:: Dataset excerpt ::
↓↓↓

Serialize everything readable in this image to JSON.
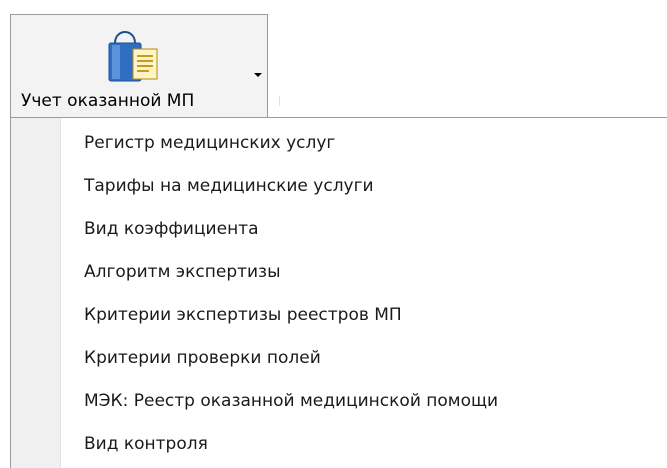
{
  "ribbon_button": {
    "label": "Учет оказанной МП",
    "icon": "shopping-bag-document-icon"
  },
  "menu": {
    "items": [
      {
        "label": "Регистр медицинских услуг"
      },
      {
        "label": "Тарифы на медицинские услуги"
      },
      {
        "label": "Вид коэффициента"
      },
      {
        "label": "Алгоритм экспертизы"
      },
      {
        "label": "Критерии экспертизы реестров МП"
      },
      {
        "label": "Критерии проверки полей"
      },
      {
        "label": "МЭК: Реестр оказанной медицинской помощи"
      },
      {
        "label": "Вид контроля"
      }
    ]
  }
}
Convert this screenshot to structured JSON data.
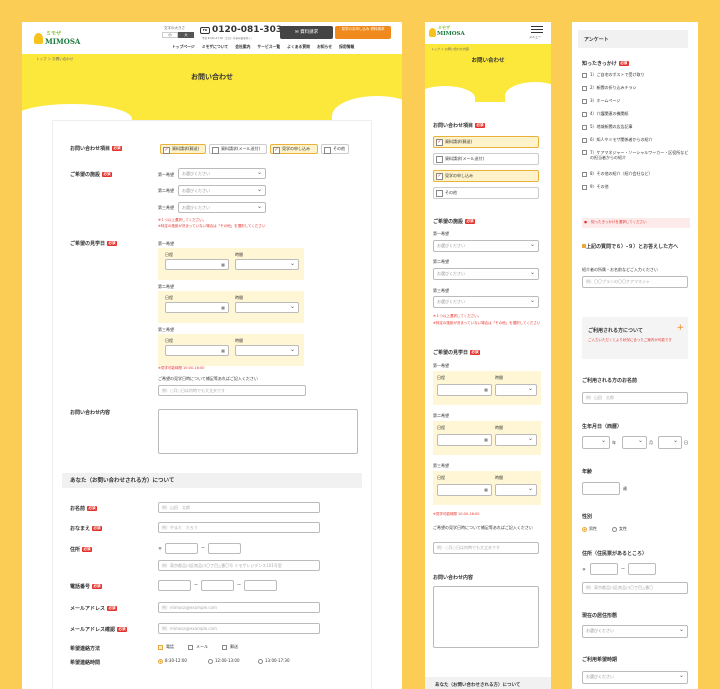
{
  "brand": {
    "name": "MIMOSA",
    "tag": "ミモザ"
  },
  "desktop": {
    "font_size_label": "文字の大きさ",
    "font_small": "小",
    "font_large": "大",
    "phone": "0120-081-303",
    "hours": "平日 9:00〜17:30（土日・年末年始を除く）",
    "btn_material": "資料請求",
    "btn_visit": "見学のお申し込み 資料請求",
    "nav": [
      "トップページ",
      "ミモザについて",
      "会社案内",
      "サービス一覧",
      "よくある質問",
      "お知らせ",
      "採用情報"
    ],
    "breadcrumb": "トップ ＞ お問い合わせ",
    "title": "お問い合わせ",
    "inquiry_label": "お問い合わせ項目",
    "inquiry_options": [
      "資料請求(郵送)",
      "資料請求(メール送付)",
      "見学の申し込み",
      "その他"
    ],
    "facility_label": "ご希望の施設",
    "choices": [
      "第一希望",
      "第二希望",
      "第三希望"
    ],
    "select_placeholder": "お選びください",
    "facility_note1": "※１つ以上選択してください。",
    "facility_note2": "※特定の施設が決まっていない場合は「その他」を選択してください",
    "visit_label": "ご希望の見学日",
    "date_label": "日程",
    "time_label": "時間",
    "visit_hours": "※見学可能時間 10:00-16:00",
    "visit_extra": "ご希望の見学日時について補足等あればご記入ください",
    "visit_extra_ph": "例）○月○日は何時でも大丈夫です",
    "content_label": "お問い合わせ内容",
    "section_you": "あなた（お問い合わせされる方）について",
    "name_label": "お名前",
    "name_ph": "例）山田　太郎",
    "kana_label": "おなまえ",
    "kana_ph": "例）やまだ　たろう",
    "address_label": "住所",
    "zip_mark": "〒",
    "address_ph": "例）東京都品川区南品川〇丁目△番〇号 ミモザレジデンス101号室",
    "tel_label": "電話番号",
    "email_label": "メールアドレス",
    "email_ph": "例）mimosa@example.com",
    "email2_label": "メールアドレス確認",
    "email2_ph": "例）mimosa@example.com",
    "contact_method_label": "希望連絡方法",
    "contact_methods": [
      "電話",
      "メール",
      "郵送"
    ],
    "contact_time_label": "希望連絡時間",
    "contact_times": [
      "8:30-12:00",
      "12:00-13:00",
      "13:00-17:30"
    ]
  },
  "mobile1": {
    "menu": "メニュー",
    "breadcrumb": "トップ ＞ お問い合わせ内容",
    "title": "お問い合わせ",
    "inquiry_label": "お問い合わせ項目",
    "inquiry_options": [
      "資料請求(郵送)",
      "資料請求(メール送付)",
      "見学の申し込み",
      "その他"
    ],
    "facility_label": "ご希望の施設",
    "choices": [
      "第一希望",
      "第二希望",
      "第三希望"
    ],
    "select_placeholder": "お選びください",
    "note1": "※１つ以上選択してください。",
    "note2": "※特定の施設が決まっていない場合は「その他」を選択してください",
    "visit_label": "ご希望の見学日",
    "date_label": "日程",
    "time_label": "時間",
    "visit_hours": "※見学可能時間 10:00-16:00",
    "visit_extra": "ご希望の見学日時について補足等あればご記入ください",
    "visit_extra_ph": "例）○月○日は何時でも大丈夫です",
    "content_label": "お問い合わせ内容",
    "section_you": "あなた（お問い合わせされる方）について"
  },
  "mobile2": {
    "survey": "アンケート",
    "know_label": "知ったきっかけ",
    "know_options": [
      "1）ご自宅のポストで受け取り",
      "2）新聞の折り込みチラシ",
      "3）ホームページ",
      "4）介護関連の機関紙",
      "5）地域新聞の広告記事",
      "6）知人やミモザ関係者からの紹介",
      "7）ケアマネジャー・ソーシャルワーカー・区役所などの担当者からの紹介",
      "8）その他の紹介（紹介会社など）",
      "9）その他"
    ],
    "know_note": "知ったきっかけを選択してください",
    "q_label": "上記の質問で６）-９）とお答えした方へ",
    "q_sub": "紹介者の所属・お名前などご入力ください",
    "q_ph": "例）〇〇プランの〇〇ケアマネジャ",
    "user_box_title": "ご利用される方について",
    "user_box_note": "ご入力いただくとより状況に合ったご案内が可能です",
    "user_name_label": "ご利用される方のお名前",
    "user_name_ph": "例）山田　太郎",
    "birth_label": "生年月日（西暦）",
    "year": "年",
    "month": "月",
    "day": "日",
    "age_label": "年齢",
    "age_unit": "歳",
    "gender_label": "性別",
    "male": "男性",
    "female": "女性",
    "address_label": "住所（住民票があるところ）",
    "zip_mark": "〒",
    "address_ph": "例）東京都品川区南品川〇丁目△番〇",
    "residence_label": "現在の居住形態",
    "select_placeholder": "お選びください",
    "time_label": "ご利用希望時期"
  },
  "colors": {
    "yellow": "#fce83b",
    "orange": "#f08a1d",
    "red": "#e4322b",
    "dark": "#444444"
  }
}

↑↑↑

:: What is being asked ::
Report all lines of the material that contain the word "example".

:: Response ::
    "email_ph": "例）mimosa@example.com",
    "email2_ph": "例）mimosa@example.com",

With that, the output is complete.